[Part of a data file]
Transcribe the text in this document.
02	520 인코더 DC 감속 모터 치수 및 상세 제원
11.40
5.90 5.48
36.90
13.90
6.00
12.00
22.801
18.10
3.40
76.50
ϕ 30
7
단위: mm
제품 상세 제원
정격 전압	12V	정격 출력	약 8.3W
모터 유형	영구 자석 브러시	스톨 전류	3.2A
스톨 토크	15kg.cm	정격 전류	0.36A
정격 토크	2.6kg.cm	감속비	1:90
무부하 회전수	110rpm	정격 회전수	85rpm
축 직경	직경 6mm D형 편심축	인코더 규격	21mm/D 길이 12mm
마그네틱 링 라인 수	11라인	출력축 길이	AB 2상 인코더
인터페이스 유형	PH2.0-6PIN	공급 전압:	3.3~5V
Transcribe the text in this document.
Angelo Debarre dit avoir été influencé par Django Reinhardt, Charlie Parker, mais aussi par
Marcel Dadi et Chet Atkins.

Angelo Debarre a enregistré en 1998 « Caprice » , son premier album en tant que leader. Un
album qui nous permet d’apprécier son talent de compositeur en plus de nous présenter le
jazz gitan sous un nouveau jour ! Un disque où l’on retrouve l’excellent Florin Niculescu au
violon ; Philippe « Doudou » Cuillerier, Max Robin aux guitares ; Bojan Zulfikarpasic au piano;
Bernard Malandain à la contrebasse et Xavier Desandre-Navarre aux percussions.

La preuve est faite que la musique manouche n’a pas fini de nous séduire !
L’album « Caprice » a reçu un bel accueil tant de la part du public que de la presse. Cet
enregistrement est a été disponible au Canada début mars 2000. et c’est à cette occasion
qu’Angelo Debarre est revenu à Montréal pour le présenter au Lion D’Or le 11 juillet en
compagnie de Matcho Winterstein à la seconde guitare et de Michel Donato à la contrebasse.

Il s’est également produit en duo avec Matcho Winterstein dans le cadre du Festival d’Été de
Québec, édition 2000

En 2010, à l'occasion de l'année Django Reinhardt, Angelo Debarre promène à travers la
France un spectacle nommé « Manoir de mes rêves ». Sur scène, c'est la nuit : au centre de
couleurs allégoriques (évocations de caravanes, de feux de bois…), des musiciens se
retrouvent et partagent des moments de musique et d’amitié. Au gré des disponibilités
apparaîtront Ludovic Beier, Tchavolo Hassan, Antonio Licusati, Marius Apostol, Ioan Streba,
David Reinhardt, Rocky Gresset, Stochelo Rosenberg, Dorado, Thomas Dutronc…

STATED PROBLEM: Reproduce each entry from the records above, character for character.

ANSWER FOR THE TASK:
Transcribe the text in this document.
02	520 인코더 DC 감속 모터 치수 및 상세 제원
11.40
5.90 5.48
36.90
13.90
6.00
12.00
22.801
18.10
3.40
76.50
ϕ 30
7
단위: mm
제품 상세 제원
정격 전압	12V	정격 출력	약 8.3W
모터 유형	영구 자석 브러시	스톨 전류	3.2A
스톨 토크	15kg.cm	정격 전류	0.36A
정격 토크	2.6kg.cm	감속비	1:90
무부하 회전수	110rpm	정격 회전수	85rpm
축 직경	직경 6mm D형 편심축	인코더 규격	21mm/D 길이 12mm
마그네틱 링 라인 수	11라인	출력축 길이	AB 2상 인코더
인터페이스 유형	PH2.0-6PIN	공급 전압:	3.3~5V
Transcribe the text in this document.
Angelo Debarre dit avoir été influencé par Django Reinhardt, Charlie Parker, mais aussi par
Marcel Dadi et Chet Atkins.

Angelo Debarre a enregistré en 1998 « Caprice » , son premier album en tant que leader. Un
album qui nous permet d’apprécier son talent de compositeur en plus de nous présenter le
jazz gitan sous un nouveau jour ! Un disque où l’on retrouve l’excellent Florin Niculescu au
violon ; Philippe « Doudou » Cuillerier, Max Robin aux guitares ; Bojan Zulfikarpasic au piano;
Bernard Malandain à la contrebasse et Xavier Desandre-Navarre aux percussions.

La preuve est faite que la musique manouche n’a pas fini de nous séduire !
L’album « Caprice » a reçu un bel accueil tant de la part du public que de la presse. Cet
enregistrement est a été disponible au Canada début mars 2000. et c’est à cette occasion
qu’Angelo Debarre est revenu à Montréal pour le présenter au Lion D’Or le 11 juillet en
compagnie de Matcho Winterstein à la seconde guitare et de Michel Donato à la contrebasse.

Il s’est également produit en duo avec Matcho Winterstein dans le cadre du Festival d’Été de
Québec, édition 2000

En 2010, à l'occasion de l'année Django Reinhardt, Angelo Debarre promène à travers la
France un spectacle nommé « Manoir de mes rêves ». Sur scène, c'est la nuit : au centre de
couleurs allégoriques (évocations de caravanes, de feux de bois…), des musiciens se
retrouvent et partagent des moments de musique et d’amitié. Au gré des disponibilités
apparaîtront Ludovic Beier, Tchavolo Hassan, Antonio Licusati, Marius Apostol, Ioan Streba,
David Reinhardt, Rocky Gresset, Stochelo Rosenberg, Dorado, Thomas Dutronc…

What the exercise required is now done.